*TASK INSTRUCTIONS*
Repeat the entire listing exactly.

Data entries:
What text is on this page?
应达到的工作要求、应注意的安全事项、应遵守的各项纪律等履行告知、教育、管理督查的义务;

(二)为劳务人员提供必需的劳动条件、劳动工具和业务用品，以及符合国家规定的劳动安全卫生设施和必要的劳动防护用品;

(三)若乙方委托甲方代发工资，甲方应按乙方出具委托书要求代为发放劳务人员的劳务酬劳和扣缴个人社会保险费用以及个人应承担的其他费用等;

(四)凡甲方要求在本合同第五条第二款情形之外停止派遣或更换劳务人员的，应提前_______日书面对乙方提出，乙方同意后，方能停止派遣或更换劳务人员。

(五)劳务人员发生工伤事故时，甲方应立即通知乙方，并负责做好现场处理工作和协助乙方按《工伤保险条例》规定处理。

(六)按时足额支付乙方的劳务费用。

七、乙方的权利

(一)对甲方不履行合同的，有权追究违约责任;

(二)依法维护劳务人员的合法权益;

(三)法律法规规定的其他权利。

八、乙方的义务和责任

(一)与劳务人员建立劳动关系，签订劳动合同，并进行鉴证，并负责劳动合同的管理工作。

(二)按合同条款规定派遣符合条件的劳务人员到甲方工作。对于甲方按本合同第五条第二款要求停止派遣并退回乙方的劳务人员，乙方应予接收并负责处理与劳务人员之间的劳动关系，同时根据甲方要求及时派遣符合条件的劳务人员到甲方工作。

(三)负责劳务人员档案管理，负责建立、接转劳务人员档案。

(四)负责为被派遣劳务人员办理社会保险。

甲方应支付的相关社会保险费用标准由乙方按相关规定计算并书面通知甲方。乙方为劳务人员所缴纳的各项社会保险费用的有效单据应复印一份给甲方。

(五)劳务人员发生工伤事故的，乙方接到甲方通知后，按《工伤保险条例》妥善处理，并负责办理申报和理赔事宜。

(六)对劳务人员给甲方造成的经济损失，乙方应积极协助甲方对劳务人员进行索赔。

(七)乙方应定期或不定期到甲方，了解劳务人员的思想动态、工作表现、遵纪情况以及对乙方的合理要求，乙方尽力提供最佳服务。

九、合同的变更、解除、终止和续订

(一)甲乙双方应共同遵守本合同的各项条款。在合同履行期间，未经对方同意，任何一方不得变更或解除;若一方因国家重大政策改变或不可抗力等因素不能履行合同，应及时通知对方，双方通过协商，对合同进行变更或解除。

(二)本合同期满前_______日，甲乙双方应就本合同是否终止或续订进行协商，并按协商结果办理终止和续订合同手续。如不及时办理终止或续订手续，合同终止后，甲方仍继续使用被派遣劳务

*RESULT*
What text is on this page?
应达到的工作要求、应注意的安全事项、应遵守的各项纪律等履行告知、教育、管理督查的义务;

(二)为劳务人员提供必需的劳动条件、劳动工具和业务用品，以及符合国家规定的劳动安全卫生设施和必要的劳动防护用品;

(三)若乙方委托甲方代发工资，甲方应按乙方出具委托书要求代为发放劳务人员的劳务酬劳和扣缴个人社会保险费用以及个人应承担的其他费用等;

(四)凡甲方要求在本合同第五条第二款情形之外停止派遣或更换劳务人员的，应提前_______日书面对乙方提出，乙方同意后，方能停止派遣或更换劳务人员。

(五)劳务人员发生工伤事故时，甲方应立即通知乙方，并负责做好现场处理工作和协助乙方按《工伤保险条例》规定处理。

(六)按时足额支付乙方的劳务费用。

七、乙方的权利

(一)对甲方不履行合同的，有权追究违约责任;

(二)依法维护劳务人员的合法权益;

(三)法律法规规定的其他权利。

八、乙方的义务和责任

(一)与劳务人员建立劳动关系，签订劳动合同，并进行鉴证，并负责劳动合同的管理工作。

(二)按合同条款规定派遣符合条件的劳务人员到甲方工作。对于甲方按本合同第五条第二款要求停止派遣并退回乙方的劳务人员，乙方应予接收并负责处理与劳务人员之间的劳动关系，同时根据甲方要求及时派遣符合条件的劳务人员到甲方工作。

(三)负责劳务人员档案管理，负责建立、接转劳务人员档案。

(四)负责为被派遣劳务人员办理社会保险。

甲方应支付的相关社会保险费用标准由乙方按相关规定计算并书面通知甲方。乙方为劳务人员所缴纳的各项社会保险费用的有效单据应复印一份给甲方。

(五)劳务人员发生工伤事故的，乙方接到甲方通知后，按《工伤保险条例》妥善处理，并负责办理申报和理赔事宜。

(六)对劳务人员给甲方造成的经济损失，乙方应积极协助甲方对劳务人员进行索赔。

(七)乙方应定期或不定期到甲方，了解劳务人员的思想动态、工作表现、遵纪情况以及对乙方的合理要求，乙方尽力提供最佳服务。

九、合同的变更、解除、终止和续订

(一)甲乙双方应共同遵守本合同的各项条款。在合同履行期间，未经对方同意，任何一方不得变更或解除;若一方因国家重大政策改变或不可抗力等因素不能履行合同，应及时通知对方，双方通过协商，对合同进行变更或解除。

(二)本合同期满前_______日，甲乙双方应就本合同是否终止或续订进行协商，并按协商结果办理终止和续订合同手续。如不及时办理终止或续订手续，合同终止后，甲方仍继续使用被派遣劳务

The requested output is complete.